[Material shown]
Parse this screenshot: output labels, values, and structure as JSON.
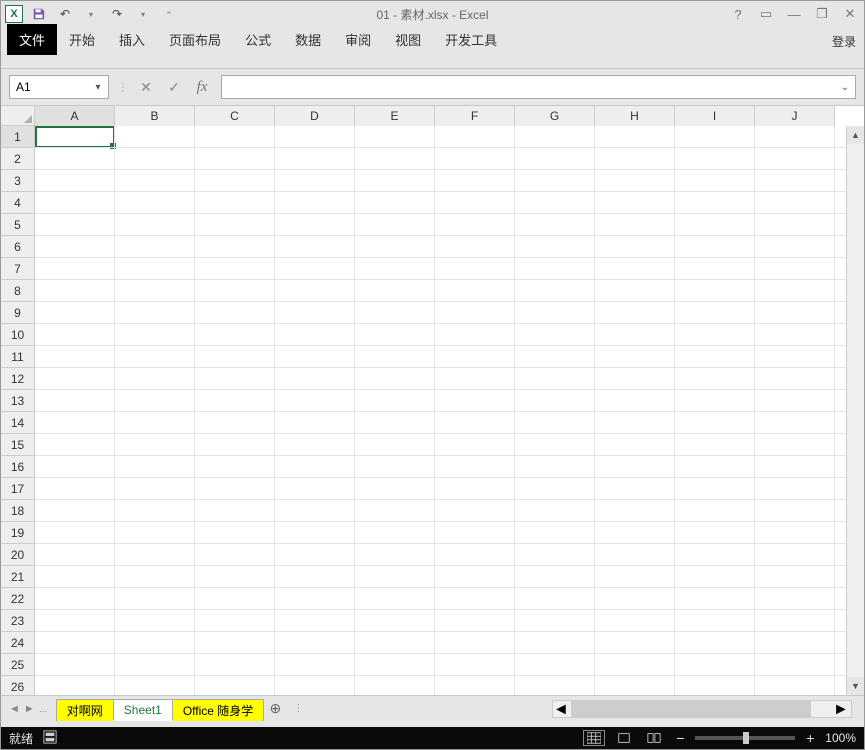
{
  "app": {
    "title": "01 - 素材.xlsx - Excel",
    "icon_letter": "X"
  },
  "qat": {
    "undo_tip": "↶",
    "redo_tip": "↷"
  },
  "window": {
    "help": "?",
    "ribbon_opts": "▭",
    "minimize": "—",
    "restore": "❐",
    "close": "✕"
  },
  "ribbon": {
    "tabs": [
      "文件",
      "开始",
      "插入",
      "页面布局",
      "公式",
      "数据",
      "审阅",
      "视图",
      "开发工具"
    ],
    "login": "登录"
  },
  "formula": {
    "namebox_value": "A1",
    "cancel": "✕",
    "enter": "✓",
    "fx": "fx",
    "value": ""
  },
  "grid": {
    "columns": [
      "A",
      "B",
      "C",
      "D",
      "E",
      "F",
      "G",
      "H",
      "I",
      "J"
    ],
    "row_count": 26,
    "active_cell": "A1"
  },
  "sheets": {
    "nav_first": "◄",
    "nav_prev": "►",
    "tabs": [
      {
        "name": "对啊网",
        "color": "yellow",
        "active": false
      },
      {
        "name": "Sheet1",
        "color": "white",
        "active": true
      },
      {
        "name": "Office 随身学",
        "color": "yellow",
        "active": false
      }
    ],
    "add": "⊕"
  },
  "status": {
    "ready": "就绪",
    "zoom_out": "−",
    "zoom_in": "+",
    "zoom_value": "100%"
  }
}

[Direction]
Copy every line above word for word and exclude the pictures.

[Exercise response]
Parse this screenshot: output labels, values, and structure as JSON.
{
  "app": {
    "title": "01 - 素材.xlsx - Excel",
    "icon_letter": "X"
  },
  "qat": {
    "undo_tip": "↶",
    "redo_tip": "↷"
  },
  "window": {
    "help": "?",
    "ribbon_opts": "▭",
    "minimize": "—",
    "restore": "❐",
    "close": "✕"
  },
  "ribbon": {
    "tabs": [
      "文件",
      "开始",
      "插入",
      "页面布局",
      "公式",
      "数据",
      "审阅",
      "视图",
      "开发工具"
    ],
    "login": "登录"
  },
  "formula": {
    "namebox_value": "A1",
    "cancel": "✕",
    "enter": "✓",
    "fx": "fx",
    "value": ""
  },
  "grid": {
    "columns": [
      "A",
      "B",
      "C",
      "D",
      "E",
      "F",
      "G",
      "H",
      "I",
      "J"
    ],
    "row_count": 26,
    "active_cell": "A1"
  },
  "sheets": {
    "nav_first": "◄",
    "nav_prev": "►",
    "tabs": [
      {
        "name": "对啊网",
        "color": "yellow",
        "active": false
      },
      {
        "name": "Sheet1",
        "color": "white",
        "active": true
      },
      {
        "name": "Office 随身学",
        "color": "yellow",
        "active": false
      }
    ],
    "add": "⊕"
  },
  "status": {
    "ready": "就绪",
    "zoom_out": "−",
    "zoom_in": "+",
    "zoom_value": "100%"
  }
}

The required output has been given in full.